* Task details *
Write each line out exactly, leaving none out.

* Supplied entries *
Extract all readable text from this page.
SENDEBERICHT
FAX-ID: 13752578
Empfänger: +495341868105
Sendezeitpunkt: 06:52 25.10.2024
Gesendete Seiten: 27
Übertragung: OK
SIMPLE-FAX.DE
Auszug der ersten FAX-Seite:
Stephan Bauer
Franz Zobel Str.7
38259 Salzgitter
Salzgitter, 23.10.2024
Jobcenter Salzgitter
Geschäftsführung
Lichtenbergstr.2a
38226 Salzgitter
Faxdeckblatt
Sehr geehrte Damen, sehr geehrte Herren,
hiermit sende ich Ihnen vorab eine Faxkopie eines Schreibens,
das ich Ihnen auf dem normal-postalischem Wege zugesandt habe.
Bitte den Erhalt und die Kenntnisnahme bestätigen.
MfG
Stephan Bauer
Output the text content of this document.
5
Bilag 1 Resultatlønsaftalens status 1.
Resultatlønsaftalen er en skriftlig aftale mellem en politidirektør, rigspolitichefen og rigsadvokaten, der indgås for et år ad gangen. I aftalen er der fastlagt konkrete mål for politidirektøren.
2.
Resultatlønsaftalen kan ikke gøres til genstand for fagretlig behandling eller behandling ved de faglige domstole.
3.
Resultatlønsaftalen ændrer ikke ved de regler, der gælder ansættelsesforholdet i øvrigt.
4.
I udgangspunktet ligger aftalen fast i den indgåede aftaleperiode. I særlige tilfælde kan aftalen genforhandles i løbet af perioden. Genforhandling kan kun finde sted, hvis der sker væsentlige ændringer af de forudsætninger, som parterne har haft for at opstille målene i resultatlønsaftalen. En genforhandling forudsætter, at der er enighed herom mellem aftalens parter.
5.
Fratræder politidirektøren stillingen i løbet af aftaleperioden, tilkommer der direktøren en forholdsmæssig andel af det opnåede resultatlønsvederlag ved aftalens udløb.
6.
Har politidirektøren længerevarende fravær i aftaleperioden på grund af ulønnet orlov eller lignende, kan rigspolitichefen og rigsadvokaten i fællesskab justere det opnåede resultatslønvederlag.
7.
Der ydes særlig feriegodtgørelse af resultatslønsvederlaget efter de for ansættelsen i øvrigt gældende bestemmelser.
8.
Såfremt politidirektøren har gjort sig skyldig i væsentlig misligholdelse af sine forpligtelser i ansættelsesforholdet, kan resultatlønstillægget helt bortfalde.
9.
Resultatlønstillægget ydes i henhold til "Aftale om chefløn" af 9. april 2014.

* Full response *
Extract all readable text from this page.
SENDEBERICHT
FAX-ID: 13752578
Empfänger: +495341868105
Sendezeitpunkt: 06:52 25.10.2024
Gesendete Seiten: 27
Übertragung: OK
SIMPLE-FAX.DE
Auszug der ersten FAX-Seite:
Stephan Bauer
Franz Zobel Str.7
38259 Salzgitter
Salzgitter, 23.10.2024
Jobcenter Salzgitter
Geschäftsführung
Lichtenbergstr.2a
38226 Salzgitter
Faxdeckblatt
Sehr geehrte Damen, sehr geehrte Herren,
hiermit sende ich Ihnen vorab eine Faxkopie eines Schreibens,
das ich Ihnen auf dem normal-postalischem Wege zugesandt habe.
Bitte den Erhalt und die Kenntnisnahme bestätigen.
MfG
Stephan Bauer
Output the text content of this document.
5
Bilag 1 Resultatlønsaftalens status 1.
Resultatlønsaftalen er en skriftlig aftale mellem en politidirektør, rigspolitichefen og rigsadvokaten, der indgås for et år ad gangen. I aftalen er der fastlagt konkrete mål for politidirektøren.
2.
Resultatlønsaftalen kan ikke gøres til genstand for fagretlig behandling eller behandling ved de faglige domstole.
3.
Resultatlønsaftalen ændrer ikke ved de regler, der gælder ansættelsesforholdet i øvrigt.
4.
I udgangspunktet ligger aftalen fast i den indgåede aftaleperiode. I særlige tilfælde kan aftalen genforhandles i løbet af perioden. Genforhandling kan kun finde sted, hvis der sker væsentlige ændringer af de forudsætninger, som parterne har haft for at opstille målene i resultatlønsaftalen. En genforhandling forudsætter, at der er enighed herom mellem aftalens parter.
5.
Fratræder politidirektøren stillingen i løbet af aftaleperioden, tilkommer der direktøren en forholdsmæssig andel af det opnåede resultatlønsvederlag ved aftalens udløb.
6.
Har politidirektøren længerevarende fravær i aftaleperioden på grund af ulønnet orlov eller lignende, kan rigspolitichefen og rigsadvokaten i fællesskab justere det opnåede resultatslønvederlag.
7.
Der ydes særlig feriegodtgørelse af resultatslønsvederlaget efter de for ansættelsen i øvrigt gældende bestemmelser.
8.
Såfremt politidirektøren har gjort sig skyldig i væsentlig misligholdelse af sine forpligtelser i ansættelsesforholdet, kan resultatlønstillægget helt bortfalde.
9.
Resultatlønstillægget ydes i henhold til "Aftale om chefløn" af 9. april 2014.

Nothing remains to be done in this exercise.